__Figure content listings__
+ + + + +

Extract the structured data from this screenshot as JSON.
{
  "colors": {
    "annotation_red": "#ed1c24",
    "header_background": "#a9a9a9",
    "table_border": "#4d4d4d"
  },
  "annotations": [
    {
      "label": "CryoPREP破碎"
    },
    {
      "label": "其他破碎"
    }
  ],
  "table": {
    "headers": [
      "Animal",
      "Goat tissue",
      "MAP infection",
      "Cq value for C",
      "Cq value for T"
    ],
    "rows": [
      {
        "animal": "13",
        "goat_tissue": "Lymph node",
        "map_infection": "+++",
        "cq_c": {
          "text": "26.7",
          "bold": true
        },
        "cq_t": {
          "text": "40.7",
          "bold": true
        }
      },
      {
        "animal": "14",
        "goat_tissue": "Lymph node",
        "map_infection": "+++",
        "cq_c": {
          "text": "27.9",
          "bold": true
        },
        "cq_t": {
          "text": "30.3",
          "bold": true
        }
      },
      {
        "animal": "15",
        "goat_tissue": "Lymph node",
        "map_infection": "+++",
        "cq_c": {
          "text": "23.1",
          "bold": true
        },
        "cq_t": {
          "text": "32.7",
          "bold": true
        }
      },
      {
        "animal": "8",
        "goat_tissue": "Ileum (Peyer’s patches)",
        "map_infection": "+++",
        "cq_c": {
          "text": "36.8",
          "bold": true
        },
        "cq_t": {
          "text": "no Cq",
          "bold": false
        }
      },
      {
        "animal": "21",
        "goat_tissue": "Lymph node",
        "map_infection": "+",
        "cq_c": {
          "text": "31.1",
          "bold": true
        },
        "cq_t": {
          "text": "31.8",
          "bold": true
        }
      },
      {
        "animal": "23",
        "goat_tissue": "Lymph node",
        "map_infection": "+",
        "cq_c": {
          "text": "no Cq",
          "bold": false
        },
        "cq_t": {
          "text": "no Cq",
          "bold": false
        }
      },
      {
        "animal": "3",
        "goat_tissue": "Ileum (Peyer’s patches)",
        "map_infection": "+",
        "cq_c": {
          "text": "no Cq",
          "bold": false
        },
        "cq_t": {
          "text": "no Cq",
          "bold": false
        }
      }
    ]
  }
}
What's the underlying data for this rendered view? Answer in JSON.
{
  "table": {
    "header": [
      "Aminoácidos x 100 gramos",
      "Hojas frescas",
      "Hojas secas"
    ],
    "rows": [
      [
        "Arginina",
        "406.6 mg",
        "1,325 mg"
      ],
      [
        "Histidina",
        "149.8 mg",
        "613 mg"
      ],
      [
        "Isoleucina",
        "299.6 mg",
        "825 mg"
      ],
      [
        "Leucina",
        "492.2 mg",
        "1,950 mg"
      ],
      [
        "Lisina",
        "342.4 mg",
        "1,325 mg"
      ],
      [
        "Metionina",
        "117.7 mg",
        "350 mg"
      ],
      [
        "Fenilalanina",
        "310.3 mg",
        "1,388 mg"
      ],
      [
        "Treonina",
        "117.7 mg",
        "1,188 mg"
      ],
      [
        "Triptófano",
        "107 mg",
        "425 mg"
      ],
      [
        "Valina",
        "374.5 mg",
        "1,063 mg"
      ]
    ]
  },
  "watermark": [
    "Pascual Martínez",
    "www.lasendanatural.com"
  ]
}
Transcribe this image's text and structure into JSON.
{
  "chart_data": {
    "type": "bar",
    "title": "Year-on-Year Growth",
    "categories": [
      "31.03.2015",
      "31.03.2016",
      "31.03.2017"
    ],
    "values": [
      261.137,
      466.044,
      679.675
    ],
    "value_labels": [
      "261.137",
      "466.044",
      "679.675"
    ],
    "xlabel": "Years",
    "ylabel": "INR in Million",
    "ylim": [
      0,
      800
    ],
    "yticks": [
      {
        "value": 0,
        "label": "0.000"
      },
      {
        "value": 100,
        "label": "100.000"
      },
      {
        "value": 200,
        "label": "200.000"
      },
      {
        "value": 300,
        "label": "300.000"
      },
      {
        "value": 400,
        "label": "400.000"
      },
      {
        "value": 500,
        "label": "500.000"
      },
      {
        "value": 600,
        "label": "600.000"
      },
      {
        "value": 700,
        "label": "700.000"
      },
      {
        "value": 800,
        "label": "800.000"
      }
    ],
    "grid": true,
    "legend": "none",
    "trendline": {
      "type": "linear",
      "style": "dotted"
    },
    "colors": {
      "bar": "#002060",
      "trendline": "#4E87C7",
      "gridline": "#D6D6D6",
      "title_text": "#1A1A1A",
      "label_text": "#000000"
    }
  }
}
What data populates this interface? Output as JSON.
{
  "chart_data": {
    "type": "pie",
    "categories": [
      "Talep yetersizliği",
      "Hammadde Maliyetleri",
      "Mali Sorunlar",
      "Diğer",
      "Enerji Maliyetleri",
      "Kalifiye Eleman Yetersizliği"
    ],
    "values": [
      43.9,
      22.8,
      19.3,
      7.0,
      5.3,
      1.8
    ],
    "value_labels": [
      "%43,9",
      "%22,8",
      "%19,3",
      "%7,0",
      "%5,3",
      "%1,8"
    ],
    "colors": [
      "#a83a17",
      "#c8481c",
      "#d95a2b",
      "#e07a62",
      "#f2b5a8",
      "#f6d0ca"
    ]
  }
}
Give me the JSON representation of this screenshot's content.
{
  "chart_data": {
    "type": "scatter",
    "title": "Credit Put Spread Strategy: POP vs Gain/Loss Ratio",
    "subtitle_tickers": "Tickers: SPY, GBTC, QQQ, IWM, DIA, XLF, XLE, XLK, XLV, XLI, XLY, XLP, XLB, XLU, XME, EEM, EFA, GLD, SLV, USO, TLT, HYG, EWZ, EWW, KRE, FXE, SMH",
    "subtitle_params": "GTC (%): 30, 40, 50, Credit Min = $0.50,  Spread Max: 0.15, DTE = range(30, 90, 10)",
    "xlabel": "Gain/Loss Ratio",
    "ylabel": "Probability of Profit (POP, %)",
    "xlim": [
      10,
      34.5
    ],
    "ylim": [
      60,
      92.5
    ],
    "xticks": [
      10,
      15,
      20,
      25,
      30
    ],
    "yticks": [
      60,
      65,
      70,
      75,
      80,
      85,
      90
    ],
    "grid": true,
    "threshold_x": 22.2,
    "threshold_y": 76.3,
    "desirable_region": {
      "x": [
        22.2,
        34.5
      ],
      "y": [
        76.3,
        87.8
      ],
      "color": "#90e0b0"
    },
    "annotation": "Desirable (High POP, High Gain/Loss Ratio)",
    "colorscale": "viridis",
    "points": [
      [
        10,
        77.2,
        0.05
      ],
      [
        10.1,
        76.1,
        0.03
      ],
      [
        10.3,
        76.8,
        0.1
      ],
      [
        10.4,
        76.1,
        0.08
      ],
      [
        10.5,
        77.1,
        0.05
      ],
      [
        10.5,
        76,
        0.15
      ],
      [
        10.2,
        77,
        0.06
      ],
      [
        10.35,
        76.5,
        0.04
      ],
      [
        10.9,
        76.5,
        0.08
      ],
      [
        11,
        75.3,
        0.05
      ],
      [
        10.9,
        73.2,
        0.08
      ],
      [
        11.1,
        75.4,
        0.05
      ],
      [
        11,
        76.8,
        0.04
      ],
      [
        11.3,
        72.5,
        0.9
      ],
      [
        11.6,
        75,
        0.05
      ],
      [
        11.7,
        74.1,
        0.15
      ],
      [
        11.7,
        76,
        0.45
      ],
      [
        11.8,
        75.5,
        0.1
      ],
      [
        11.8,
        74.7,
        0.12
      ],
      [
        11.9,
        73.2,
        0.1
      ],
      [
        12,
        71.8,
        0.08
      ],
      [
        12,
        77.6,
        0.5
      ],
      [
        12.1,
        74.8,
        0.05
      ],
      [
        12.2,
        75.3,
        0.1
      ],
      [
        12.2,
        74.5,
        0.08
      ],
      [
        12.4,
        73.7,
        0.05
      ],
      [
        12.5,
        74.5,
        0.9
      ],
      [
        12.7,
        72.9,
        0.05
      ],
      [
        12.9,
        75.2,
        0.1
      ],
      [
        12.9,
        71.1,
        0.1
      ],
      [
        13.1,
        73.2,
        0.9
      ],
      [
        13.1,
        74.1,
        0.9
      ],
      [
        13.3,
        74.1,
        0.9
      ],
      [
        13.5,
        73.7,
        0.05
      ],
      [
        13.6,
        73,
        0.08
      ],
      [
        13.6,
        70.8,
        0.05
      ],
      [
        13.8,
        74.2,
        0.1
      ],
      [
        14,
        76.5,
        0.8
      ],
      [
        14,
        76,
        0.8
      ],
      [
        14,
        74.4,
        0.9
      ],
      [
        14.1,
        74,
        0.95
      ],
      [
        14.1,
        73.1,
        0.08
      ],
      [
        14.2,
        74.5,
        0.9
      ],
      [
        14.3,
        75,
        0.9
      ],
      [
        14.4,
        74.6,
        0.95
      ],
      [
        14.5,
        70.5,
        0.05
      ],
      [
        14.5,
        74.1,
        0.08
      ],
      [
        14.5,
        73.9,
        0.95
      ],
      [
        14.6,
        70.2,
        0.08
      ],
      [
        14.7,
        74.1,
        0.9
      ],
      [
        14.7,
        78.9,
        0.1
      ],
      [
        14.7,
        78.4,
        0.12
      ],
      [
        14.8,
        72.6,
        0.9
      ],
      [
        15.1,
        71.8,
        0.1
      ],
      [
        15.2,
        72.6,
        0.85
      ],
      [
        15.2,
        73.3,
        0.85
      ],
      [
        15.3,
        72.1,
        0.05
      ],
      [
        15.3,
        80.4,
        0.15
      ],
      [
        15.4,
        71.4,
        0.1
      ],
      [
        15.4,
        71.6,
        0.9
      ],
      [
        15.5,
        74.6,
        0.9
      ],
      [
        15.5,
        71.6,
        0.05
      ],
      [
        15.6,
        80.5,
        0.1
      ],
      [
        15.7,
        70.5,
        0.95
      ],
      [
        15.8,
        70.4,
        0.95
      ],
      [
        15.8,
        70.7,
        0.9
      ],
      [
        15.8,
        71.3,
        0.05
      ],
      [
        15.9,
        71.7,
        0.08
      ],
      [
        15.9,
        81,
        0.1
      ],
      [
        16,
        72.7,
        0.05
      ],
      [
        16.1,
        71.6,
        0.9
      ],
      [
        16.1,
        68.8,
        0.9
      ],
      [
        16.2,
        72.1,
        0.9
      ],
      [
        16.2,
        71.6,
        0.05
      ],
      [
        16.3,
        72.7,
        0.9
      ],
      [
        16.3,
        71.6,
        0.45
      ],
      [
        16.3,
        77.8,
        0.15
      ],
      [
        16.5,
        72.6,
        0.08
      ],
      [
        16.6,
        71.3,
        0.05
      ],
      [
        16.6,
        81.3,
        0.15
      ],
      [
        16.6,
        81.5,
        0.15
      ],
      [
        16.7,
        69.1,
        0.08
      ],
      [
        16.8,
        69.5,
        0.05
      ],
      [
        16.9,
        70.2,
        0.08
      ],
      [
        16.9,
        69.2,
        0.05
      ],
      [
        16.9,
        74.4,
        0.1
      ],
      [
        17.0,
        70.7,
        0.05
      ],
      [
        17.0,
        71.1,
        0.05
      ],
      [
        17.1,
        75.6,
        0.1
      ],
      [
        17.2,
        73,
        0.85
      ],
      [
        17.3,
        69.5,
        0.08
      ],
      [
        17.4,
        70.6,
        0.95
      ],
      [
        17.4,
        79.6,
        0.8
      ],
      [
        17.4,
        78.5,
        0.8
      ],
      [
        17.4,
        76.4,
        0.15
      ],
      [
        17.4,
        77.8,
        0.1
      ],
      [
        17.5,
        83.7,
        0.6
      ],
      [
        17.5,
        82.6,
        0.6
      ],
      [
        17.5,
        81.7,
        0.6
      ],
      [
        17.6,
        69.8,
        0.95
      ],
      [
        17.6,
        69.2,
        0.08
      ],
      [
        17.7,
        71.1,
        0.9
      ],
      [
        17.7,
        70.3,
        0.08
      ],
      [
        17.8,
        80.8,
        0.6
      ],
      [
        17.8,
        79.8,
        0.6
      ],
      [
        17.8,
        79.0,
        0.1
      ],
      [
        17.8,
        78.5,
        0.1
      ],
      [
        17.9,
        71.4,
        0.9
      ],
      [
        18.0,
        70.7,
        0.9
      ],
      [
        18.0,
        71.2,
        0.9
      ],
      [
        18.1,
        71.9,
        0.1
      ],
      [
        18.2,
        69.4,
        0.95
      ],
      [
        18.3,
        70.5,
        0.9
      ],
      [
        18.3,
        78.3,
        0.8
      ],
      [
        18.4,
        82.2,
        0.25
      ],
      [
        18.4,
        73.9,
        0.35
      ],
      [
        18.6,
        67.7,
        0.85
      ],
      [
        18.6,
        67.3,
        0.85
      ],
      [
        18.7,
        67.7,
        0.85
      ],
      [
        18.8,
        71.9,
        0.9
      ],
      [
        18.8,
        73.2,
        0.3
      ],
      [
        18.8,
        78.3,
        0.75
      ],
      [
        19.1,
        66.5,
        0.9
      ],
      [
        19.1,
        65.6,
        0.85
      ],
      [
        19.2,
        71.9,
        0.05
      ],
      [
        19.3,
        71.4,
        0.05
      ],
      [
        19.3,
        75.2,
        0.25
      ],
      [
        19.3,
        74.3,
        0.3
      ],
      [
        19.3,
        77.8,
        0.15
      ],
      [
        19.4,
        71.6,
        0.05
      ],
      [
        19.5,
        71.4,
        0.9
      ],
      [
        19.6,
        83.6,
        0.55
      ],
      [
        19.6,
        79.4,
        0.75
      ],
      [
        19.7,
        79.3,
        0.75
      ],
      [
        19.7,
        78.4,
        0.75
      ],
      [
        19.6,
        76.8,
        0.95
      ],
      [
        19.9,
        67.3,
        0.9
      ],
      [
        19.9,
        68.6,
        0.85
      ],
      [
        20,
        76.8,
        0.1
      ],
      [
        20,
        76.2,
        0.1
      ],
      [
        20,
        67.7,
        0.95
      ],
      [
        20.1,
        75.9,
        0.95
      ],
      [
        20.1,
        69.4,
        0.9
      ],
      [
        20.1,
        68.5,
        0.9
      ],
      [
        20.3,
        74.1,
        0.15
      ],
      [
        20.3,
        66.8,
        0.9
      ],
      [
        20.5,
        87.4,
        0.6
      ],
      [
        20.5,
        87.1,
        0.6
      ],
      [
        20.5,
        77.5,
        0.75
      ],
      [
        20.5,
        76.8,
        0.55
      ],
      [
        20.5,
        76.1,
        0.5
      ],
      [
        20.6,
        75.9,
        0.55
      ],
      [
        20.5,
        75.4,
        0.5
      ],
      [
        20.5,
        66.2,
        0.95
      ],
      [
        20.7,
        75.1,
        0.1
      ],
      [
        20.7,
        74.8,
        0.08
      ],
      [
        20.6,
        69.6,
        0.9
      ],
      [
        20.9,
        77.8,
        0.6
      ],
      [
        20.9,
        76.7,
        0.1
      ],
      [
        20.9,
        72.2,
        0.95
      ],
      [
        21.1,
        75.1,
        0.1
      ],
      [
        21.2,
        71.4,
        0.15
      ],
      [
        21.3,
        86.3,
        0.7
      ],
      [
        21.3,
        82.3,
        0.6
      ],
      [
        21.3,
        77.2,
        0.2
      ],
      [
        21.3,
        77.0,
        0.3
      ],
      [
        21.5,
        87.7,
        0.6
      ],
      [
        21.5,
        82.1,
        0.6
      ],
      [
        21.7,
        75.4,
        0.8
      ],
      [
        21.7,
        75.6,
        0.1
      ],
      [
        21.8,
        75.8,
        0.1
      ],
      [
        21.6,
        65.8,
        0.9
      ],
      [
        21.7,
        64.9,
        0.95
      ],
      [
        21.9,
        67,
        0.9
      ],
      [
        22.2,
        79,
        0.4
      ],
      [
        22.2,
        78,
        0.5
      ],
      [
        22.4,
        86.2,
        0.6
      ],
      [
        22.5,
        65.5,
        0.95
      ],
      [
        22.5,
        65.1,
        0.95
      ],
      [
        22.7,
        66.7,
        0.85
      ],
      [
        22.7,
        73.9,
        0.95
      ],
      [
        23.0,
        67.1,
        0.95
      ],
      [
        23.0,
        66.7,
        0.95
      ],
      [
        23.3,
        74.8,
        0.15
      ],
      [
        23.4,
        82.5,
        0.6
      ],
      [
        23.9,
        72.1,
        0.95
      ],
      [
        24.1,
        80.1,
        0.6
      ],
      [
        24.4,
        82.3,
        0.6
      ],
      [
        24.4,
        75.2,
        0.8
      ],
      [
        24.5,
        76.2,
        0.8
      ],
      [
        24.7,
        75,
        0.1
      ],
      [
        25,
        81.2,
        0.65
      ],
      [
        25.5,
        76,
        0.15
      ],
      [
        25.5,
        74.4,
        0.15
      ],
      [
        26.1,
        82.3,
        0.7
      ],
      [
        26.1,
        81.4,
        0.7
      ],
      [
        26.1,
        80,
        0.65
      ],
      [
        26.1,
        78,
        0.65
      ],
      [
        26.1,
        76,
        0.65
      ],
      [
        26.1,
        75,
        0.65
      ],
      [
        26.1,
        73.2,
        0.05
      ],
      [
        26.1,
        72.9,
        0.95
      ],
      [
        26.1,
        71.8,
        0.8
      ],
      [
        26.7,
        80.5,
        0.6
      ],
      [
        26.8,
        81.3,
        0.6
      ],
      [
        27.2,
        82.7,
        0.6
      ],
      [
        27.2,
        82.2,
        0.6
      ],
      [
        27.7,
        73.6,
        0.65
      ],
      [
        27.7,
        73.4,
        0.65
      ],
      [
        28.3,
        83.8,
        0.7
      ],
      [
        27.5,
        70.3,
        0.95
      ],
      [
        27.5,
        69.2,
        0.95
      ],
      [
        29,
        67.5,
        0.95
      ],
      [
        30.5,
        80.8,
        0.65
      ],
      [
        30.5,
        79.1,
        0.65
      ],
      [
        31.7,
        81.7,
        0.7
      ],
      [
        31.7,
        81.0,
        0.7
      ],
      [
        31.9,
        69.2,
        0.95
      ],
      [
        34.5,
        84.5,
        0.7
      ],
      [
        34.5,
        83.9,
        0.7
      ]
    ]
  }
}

+ + + + +

Go through the records above, find every line with the word "Spread", and list those lines.

__Response to this task__
    "title": "Credit Put Spread Strategy: POP vs Gain/Loss Ratio",
    "subtitle_params": "GTC (%): 30, 40, 50, Credit Min = $0.50,  Spread Max: 0.15, DTE = range(30, 90, 10)",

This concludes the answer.